> [Exercise objective]
Every line of the listing must be reproduced as it stands. Leave the images behind.
======== Stored data
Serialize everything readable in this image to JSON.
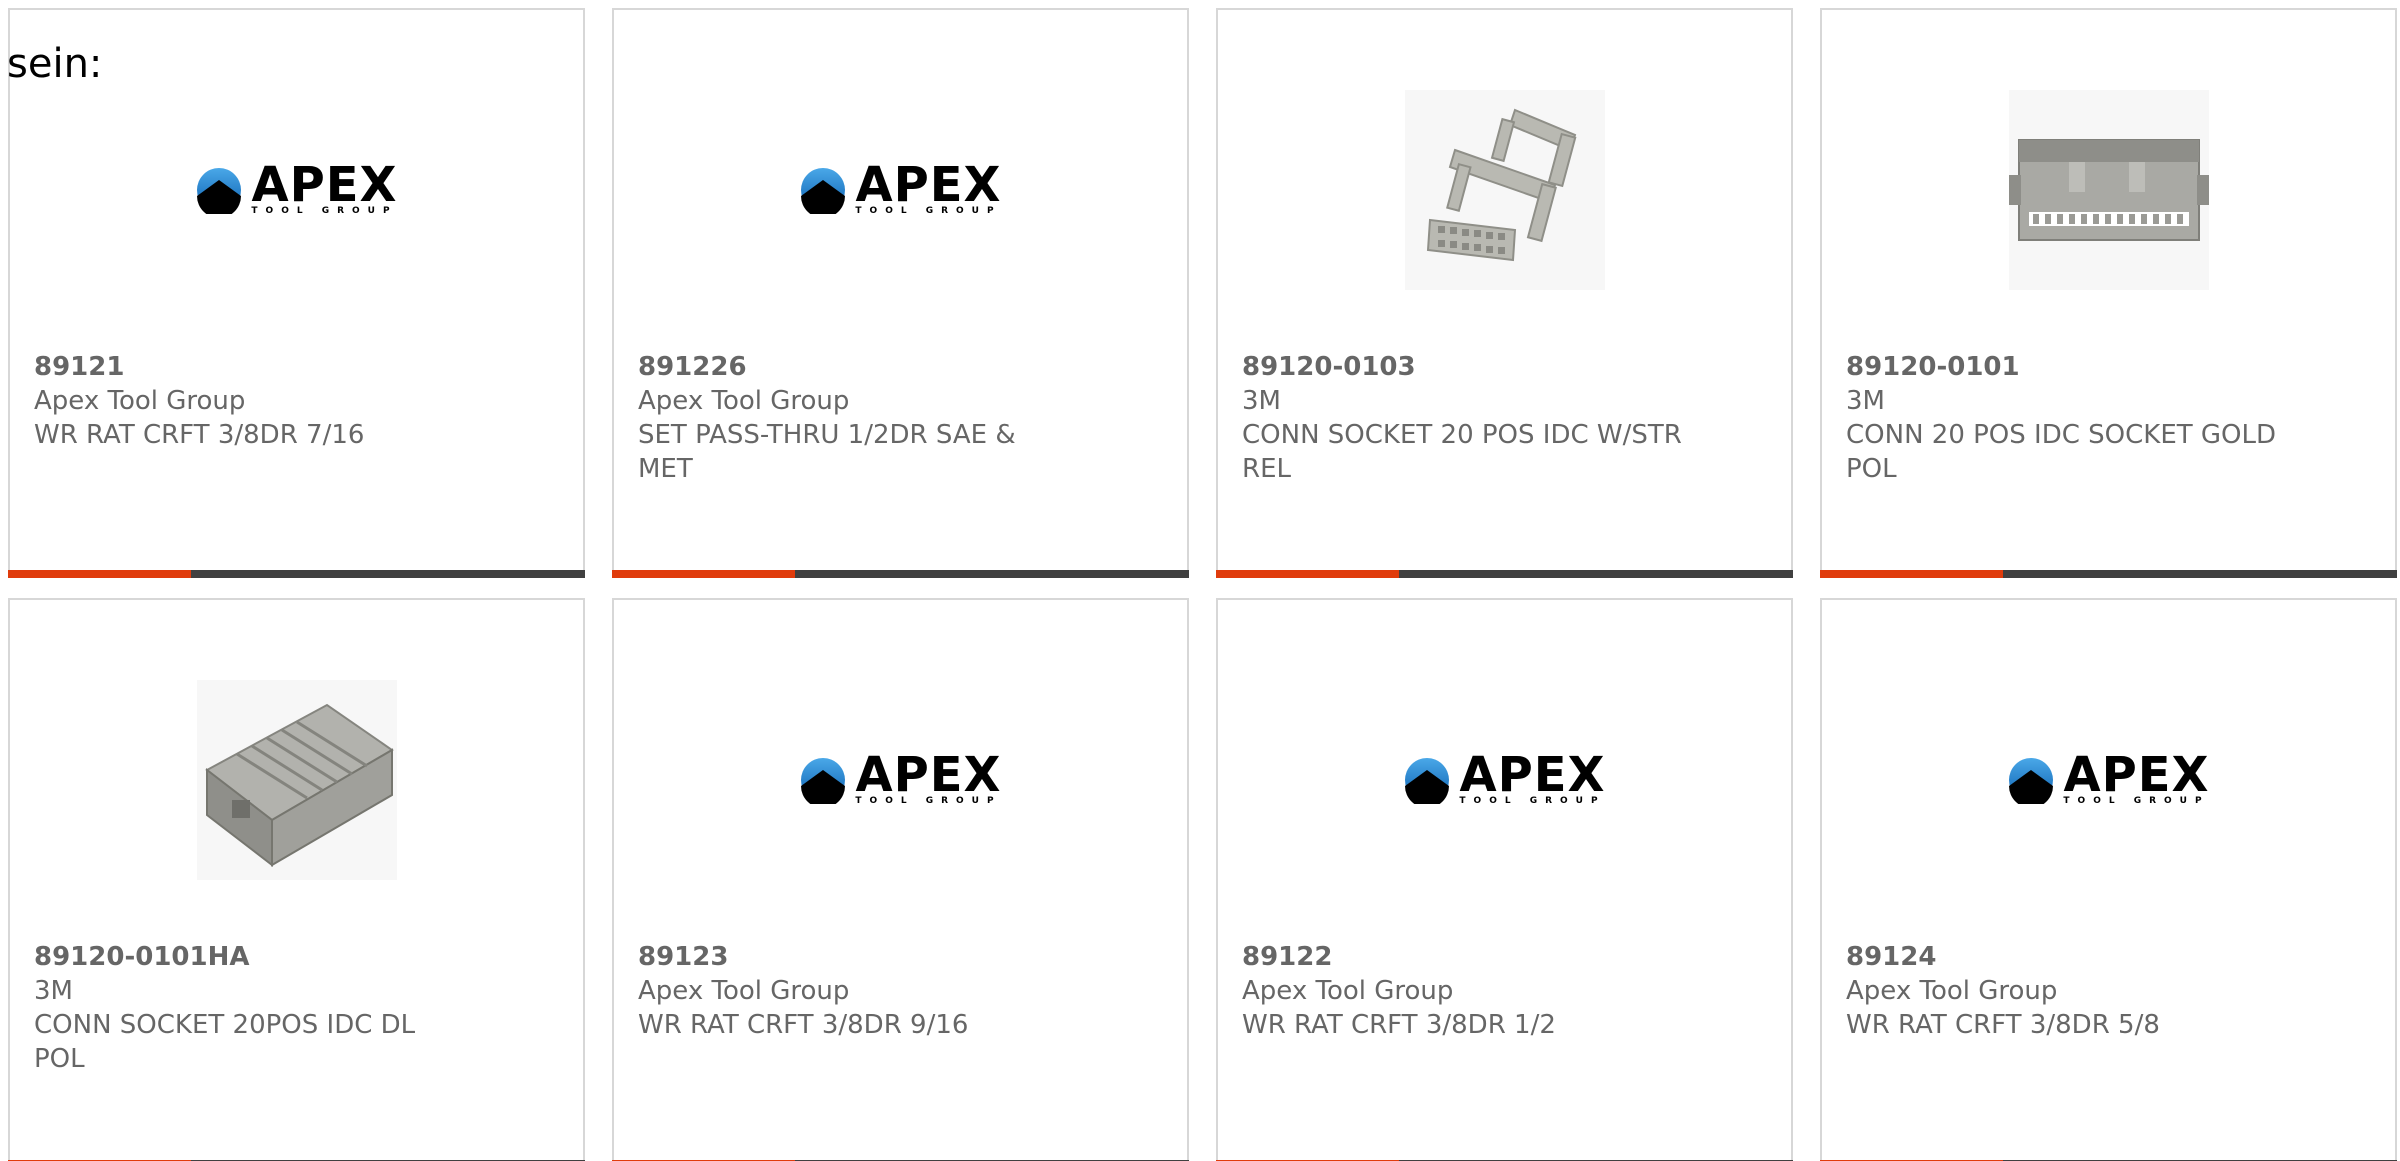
{
  "intro_text": "sein:",
  "colors": {
    "accent_red": "#e03c0c",
    "accent_dark": "#404040",
    "text_gray": "#666666",
    "card_border": "#d7d7d7"
  },
  "logo": {
    "brand": "APEX",
    "tagline": "TOOL GROUP"
  },
  "products": [
    {
      "part_number": "89121",
      "manufacturer": "Apex Tool Group",
      "description": "WR RAT CRFT 3/8DR 7/16",
      "image": "apex-logo"
    },
    {
      "part_number": "891226",
      "manufacturer": "Apex Tool Group",
      "description": "SET PASS-THRU 1/2DR SAE & MET",
      "image": "apex-logo"
    },
    {
      "part_number": "89120-0103",
      "manufacturer": "3M",
      "description": "CONN SOCKET 20 POS IDC W/STR REL",
      "image": "idc-socket-strain-relief-photo"
    },
    {
      "part_number": "89120-0101",
      "manufacturer": "3M",
      "description": "CONN 20 POS IDC SOCKET GOLD POL",
      "image": "idc-socket-photo"
    },
    {
      "part_number": "89120-0101HA",
      "manufacturer": "3M",
      "description": "CONN SOCKET 20POS IDC DL POL",
      "image": "idc-socket-angled-photo"
    },
    {
      "part_number": "89123",
      "manufacturer": "Apex Tool Group",
      "description": "WR RAT CRFT 3/8DR 9/16",
      "image": "apex-logo"
    },
    {
      "part_number": "89122",
      "manufacturer": "Apex Tool Group",
      "description": "WR RAT CRFT 3/8DR 1/2",
      "image": "apex-logo"
    },
    {
      "part_number": "89124",
      "manufacturer": "Apex Tool Group",
      "description": "WR RAT CRFT 3/8DR 5/8",
      "image": "apex-logo"
    }
  ]
}
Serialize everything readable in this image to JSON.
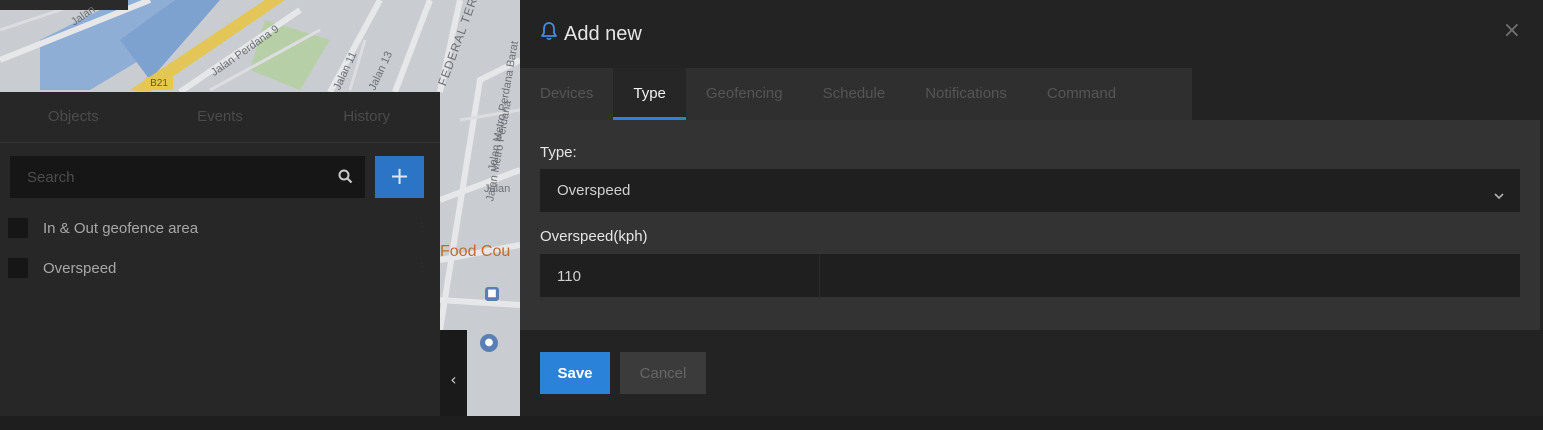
{
  "map": {
    "labels": {
      "perdana9": "Jalan Perdana 9",
      "jalan11": "Jalan 11",
      "jalan13": "Jalan 13",
      "federal": "FEDERAL TERR",
      "metro_barat": "Jalan Metro Perdana Barat",
      "metro": "Jalan Metro Perdana",
      "jalan": "Jalan",
      "road_badge": "B21",
      "food_court": "Food Cou"
    }
  },
  "sidebar": {
    "tabs": [
      "Objects",
      "Events",
      "History"
    ],
    "search": {
      "placeholder": "Search",
      "value": ""
    },
    "add_label": "+",
    "items": [
      {
        "label": "In & Out geofence area"
      },
      {
        "label": "Overspeed"
      }
    ],
    "collapse_label": "‹"
  },
  "modal": {
    "title": "Add new",
    "close_label": "×",
    "tabs": [
      {
        "label": "Devices",
        "active": false
      },
      {
        "label": "Type",
        "active": true
      },
      {
        "label": "Geofencing",
        "active": false
      },
      {
        "label": "Schedule",
        "active": false
      },
      {
        "label": "Notifications",
        "active": false
      },
      {
        "label": "Command",
        "active": false
      }
    ],
    "type_label": "Type:",
    "type_value": "Overspeed",
    "speed_label": "Overspeed(kph)",
    "speed_value": "110",
    "save_label": "Save",
    "cancel_label": "Cancel"
  },
  "colors": {
    "accent": "#2b82d9",
    "modal_bg": "#232323",
    "panel_bg": "#333333",
    "input_bg": "#1f1f1f"
  },
  "icons": {
    "title": "bell-icon",
    "close": "close-icon",
    "search": "search-icon",
    "select": "chevron-down-icon",
    "collapse": "chevron-left-icon"
  }
}
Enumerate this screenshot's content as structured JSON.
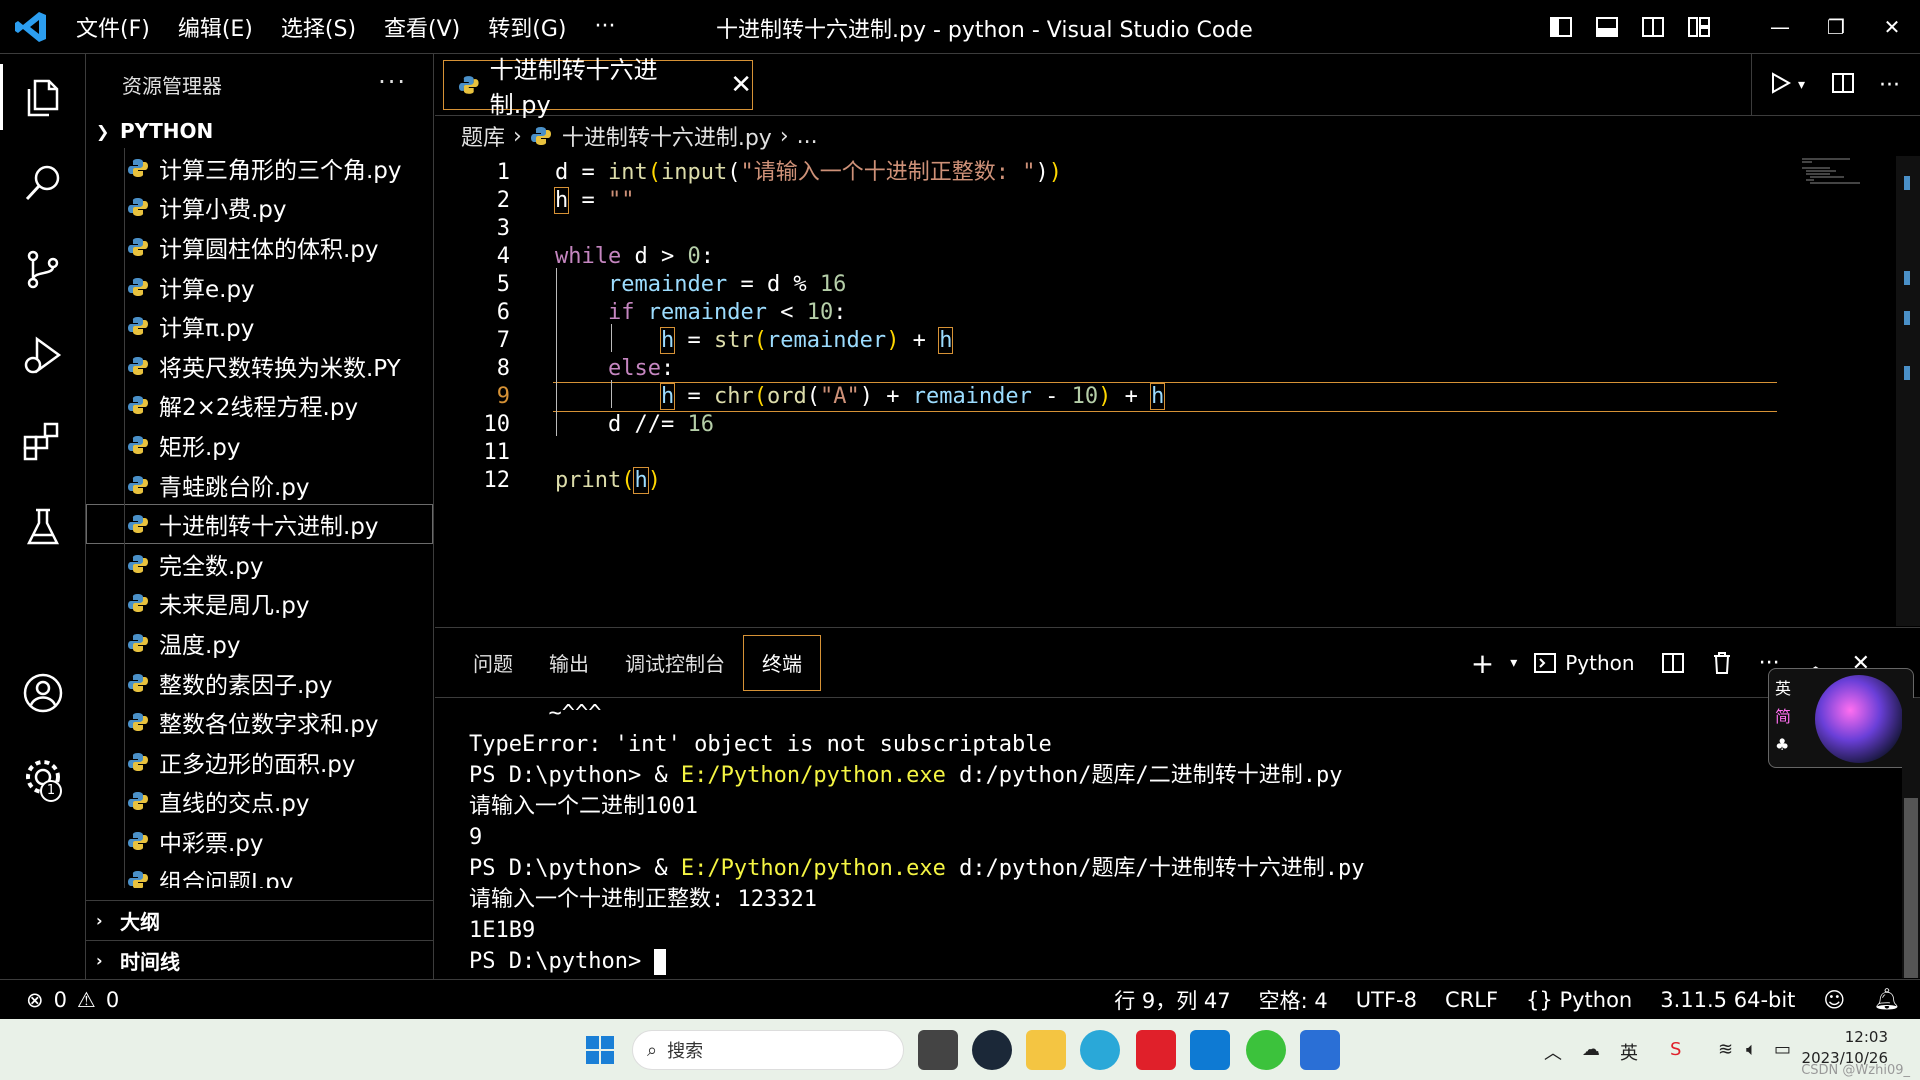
{
  "titlebar": {
    "menus": [
      "文件(F)",
      "编辑(E)",
      "选择(S)",
      "查看(V)",
      "转到(G)",
      "···"
    ],
    "title": "十进制转十六进制.py - python - Visual Studio Code"
  },
  "sidebar": {
    "header": "资源管理器",
    "folder": "PYTHON",
    "files": [
      "计算三角形的三个角.py",
      "计算小费.py",
      "计算圆柱体的体积.py",
      "计算e.py",
      "计算π.py",
      "将英尺数转换为米数.PY",
      "解2×2线程方程.py",
      "矩形.py",
      "青蛙跳台阶.py",
      "十进制转十六进制.py",
      "完全数.py",
      "未来是周几.py",
      "温度.py",
      "整数的素因子.py",
      "整数各位数字求和.py",
      "正多边形的面积.py",
      "直线的交点.py",
      "中彩票.py",
      "组合问题I.py"
    ],
    "selected_index": 9,
    "outline": "大纲",
    "timeline": "时间线"
  },
  "editor": {
    "tab_label": "十进制转十六进制.py",
    "breadcrumb": [
      "题库",
      "十进制转十六进制.py",
      "..."
    ],
    "line_numbers": [
      "1",
      "2",
      "3",
      "4",
      "5",
      "6",
      "7",
      "8",
      "9",
      "10",
      "11",
      "12"
    ],
    "current_line": 9
  },
  "panel": {
    "tabs": [
      "问题",
      "输出",
      "调试控制台",
      "终端"
    ],
    "active_tab": "终端",
    "shell": "Python",
    "terminal_lines": [
      "      ~^^^",
      "TypeError: 'int' object is not subscriptable",
      "请输入一个二进制1001",
      "9",
      "请输入一个十进制正整数: 123321",
      "1E1B9"
    ],
    "run1_prompt": "PS D:\\python> & ",
    "run1_exe": "E:/Python/python.exe",
    "run1_script": " d:/python/题库/二进制转十进制.py",
    "run2_prompt": "PS D:\\python> & ",
    "run2_exe": "E:/Python/python.exe",
    "run2_script": " d:/python/题库/十进制转十六进制.py",
    "final_prompt": "PS D:\\python> ",
    "ime_en": "英",
    "ime_cn": "简"
  },
  "statusbar": {
    "errors": "0",
    "warnings": "0",
    "position": "行 9，列 47",
    "spaces": "空格: 4",
    "encoding": "UTF-8",
    "eol": "CRLF",
    "language": "Python",
    "interpreter": "3.11.5 64-bit"
  },
  "taskbar": {
    "search_placeholder": "搜索",
    "time": "12:03",
    "date": "2023/10/26",
    "ime": "英",
    "watermark": "CSDN @Wzhi09_"
  },
  "colors": {
    "accent": "#d69236",
    "keyword": "#c586c0",
    "function": "#dcdcaa",
    "string": "#ce9178",
    "number": "#b5cea8",
    "variable": "#9cdcfe",
    "vscode_blue": "#0e7ad3"
  }
}
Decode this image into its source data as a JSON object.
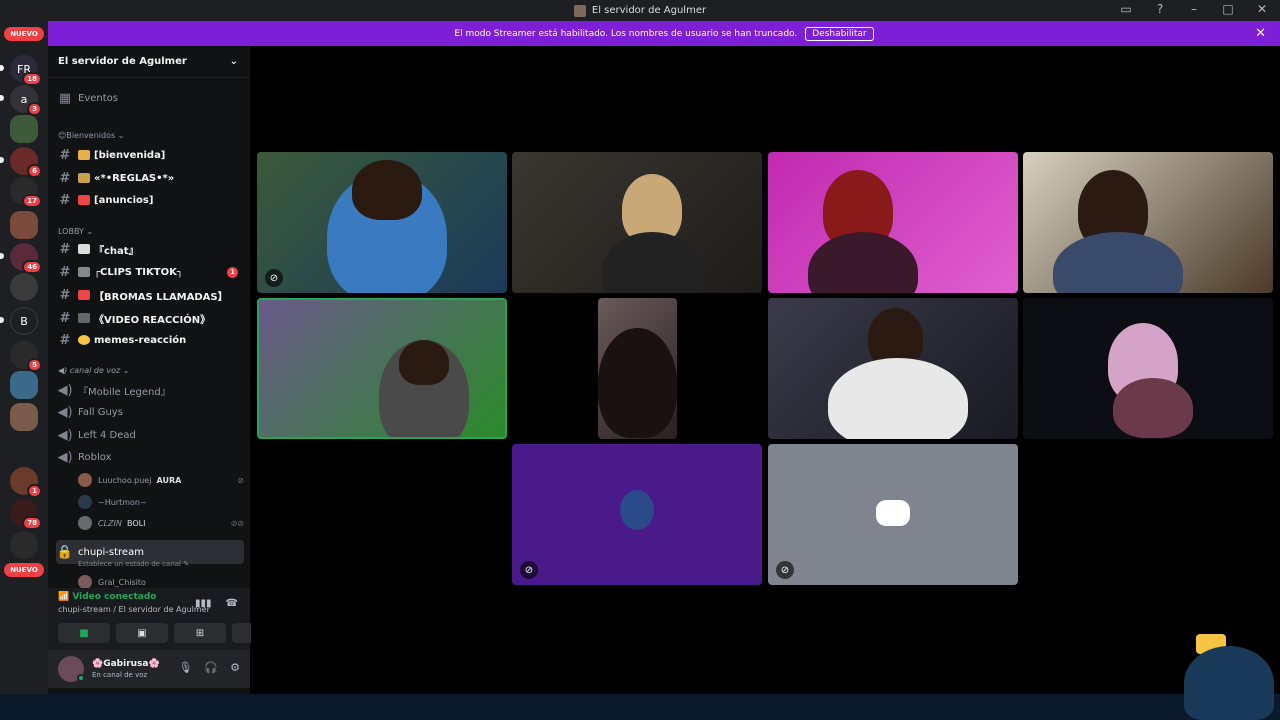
================
> [Output below]
Serialize everything readable in this image to JSON.
{
  "intro_text": "sein:",
  "colors": {
    "accent_red": "#e03c0c",
    "accent_dark": "#404040",
    "text_gray": "#666666",
    "card_border": "#d7d7d7"
  },
  "logo": {
    "brand": "APEX",
    "tagline": "TOOL GROUP"
  },
  "products": [
    {
      "part_number": "89121",
      "manufacturer": "Apex Tool Group",
      "description": "WR RAT CRFT 3/8DR 7/16",
      "image": "apex-logo"
    },
    {
      "part_number": "891226",
      "manufacturer": "Apex Tool Group",
      "description": "SET PASS-THRU 1/2DR SAE & MET",
      "image": "apex-logo"
    },
    {
      "part_number": "89120-0103",
      "manufacturer": "3M",
      "description": "CONN SOCKET 20 POS IDC W/STR REL",
      "image": "idc-socket-strain-relief-photo"
    },
    {
      "part_number": "89120-0101",
      "manufacturer": "3M",
      "description": "CONN 20 POS IDC SOCKET GOLD POL",
      "image": "idc-socket-photo"
    },
    {
      "part_number": "89120-0101HA",
      "manufacturer": "3M",
      "description": "CONN SOCKET 20POS IDC DL POL",
      "image": "idc-socket-angled-photo"
    },
    {
      "part_number": "89123",
      "manufacturer": "Apex Tool Group",
      "description": "WR RAT CRFT 3/8DR 9/16",
      "image": "apex-logo"
    },
    {
      "part_number": "89122",
      "manufacturer": "Apex Tool Group",
      "description": "WR RAT CRFT 3/8DR 1/2",
      "image": "apex-logo"
    },
    {
      "part_number": "89124",
      "manufacturer": "Apex Tool Group",
      "description": "WR RAT CRFT 3/8DR 5/8",
      "image": "apex-logo"
    }
  ]
}
Serialize everything readable in this image to JSON.
{
  "map": {
    "labels": {
      "perdana9": "Jalan Perdana 9",
      "jalan11": "Jalan 11",
      "jalan13": "Jalan 13",
      "federal": "FEDERAL TERR",
      "metro_barat": "Jalan Metro Perdana Barat",
      "metro": "Jalan Metro Perdana",
      "jalan": "Jalan",
      "road_badge": "B21",
      "food_court": "Food Cou"
    }
  },
  "sidebar": {
    "tabs": [
      "Objects",
      "Events",
      "History"
    ],
    "search": {
      "placeholder": "Search",
      "value": ""
    },
    "add_label": "+",
    "items": [
      {
        "label": "In & Out geofence area"
      },
      {
        "label": "Overspeed"
      }
    ],
    "collapse_label": "‹"
  },
  "modal": {
    "title": "Add new",
    "close_label": "×",
    "tabs": [
      {
        "label": "Devices",
        "active": false
      },
      {
        "label": "Type",
        "active": true
      },
      {
        "label": "Geofencing",
        "active": false
      },
      {
        "label": "Schedule",
        "active": false
      },
      {
        "label": "Notifications",
        "active": false
      },
      {
        "label": "Command",
        "active": false
      }
    ],
    "type_label": "Type:",
    "type_value": "Overspeed",
    "speed_label": "Overspeed(kph)",
    "speed_value": "110",
    "save_label": "Save",
    "cancel_label": "Cancel"
  },
  "colors": {
    "accent": "#2b82d9",
    "modal_bg": "#232323",
    "panel_bg": "#333333",
    "input_bg": "#1f1f1f"
  },
  "icons": {
    "title": "bell-icon",
    "close": "close-icon",
    "search": "search-icon",
    "select": "chevron-down-icon",
    "collapse": "chevron-left-icon"
  }
}
Enumerate this screenshot's content as structured JSON.
{
  "titlebar": {
    "menus": [
      "文件(F)",
      "编辑(E)",
      "选择(S)",
      "查看(V)",
      "转到(G)",
      "···"
    ],
    "title": "十进制转十六进制.py - python - Visual Studio Code"
  },
  "sidebar": {
    "header": "资源管理器",
    "folder": "PYTHON",
    "files": [
      "计算三角形的三个角.py",
      "计算小费.py",
      "计算圆柱体的体积.py",
      "计算e.py",
      "计算π.py",
      "将英尺数转换为米数.PY",
      "解2×2线程方程.py",
      "矩形.py",
      "青蛙跳台阶.py",
      "十进制转十六进制.py",
      "完全数.py",
      "未来是周几.py",
      "温度.py",
      "整数的素因子.py",
      "整数各位数字求和.py",
      "正多边形的面积.py",
      "直线的交点.py",
      "中彩票.py",
      "组合问题I.py"
    ],
    "selected_index": 9,
    "outline": "大纲",
    "timeline": "时间线"
  },
  "editor": {
    "tab_label": "十进制转十六进制.py",
    "breadcrumb": [
      "题库",
      "十进制转十六进制.py",
      "..."
    ],
    "line_numbers": [
      "1",
      "2",
      "3",
      "4",
      "5",
      "6",
      "7",
      "8",
      "9",
      "10",
      "11",
      "12"
    ],
    "current_line": 9
  },
  "panel": {
    "tabs": [
      "问题",
      "输出",
      "调试控制台",
      "终端"
    ],
    "active_tab": "终端",
    "shell": "Python",
    "terminal_lines": [
      "      ~^^^",
      "TypeError: 'int' object is not subscriptable",
      "请输入一个二进制1001",
      "9",
      "请输入一个十进制正整数: 123321",
      "1E1B9"
    ],
    "run1_prompt": "PS D:\\python> & ",
    "run1_exe": "E:/Python/python.exe",
    "run1_script": " d:/python/题库/二进制转十进制.py",
    "run2_prompt": "PS D:\\python> & ",
    "run2_exe": "E:/Python/python.exe",
    "run2_script": " d:/python/题库/十进制转十六进制.py",
    "final_prompt": "PS D:\\python> ",
    "ime_en": "英",
    "ime_cn": "简"
  },
  "statusbar": {
    "errors": "0",
    "warnings": "0",
    "position": "行 9，列 47",
    "spaces": "空格: 4",
    "encoding": "UTF-8",
    "eol": "CRLF",
    "language": "Python",
    "interpreter": "3.11.5 64-bit"
  },
  "taskbar": {
    "search_placeholder": "搜索",
    "time": "12:03",
    "date": "2023/10/26",
    "ime": "英",
    "watermark": "CSDN @Wzhi09_"
  },
  "colors": {
    "accent": "#d69236",
    "keyword": "#c586c0",
    "function": "#dcdcaa",
    "string": "#ce9178",
    "number": "#b5cea8",
    "variable": "#9cdcfe",
    "vscode_blue": "#0e7ad3"
  }
}
Decode this image into its source data as a JSON object.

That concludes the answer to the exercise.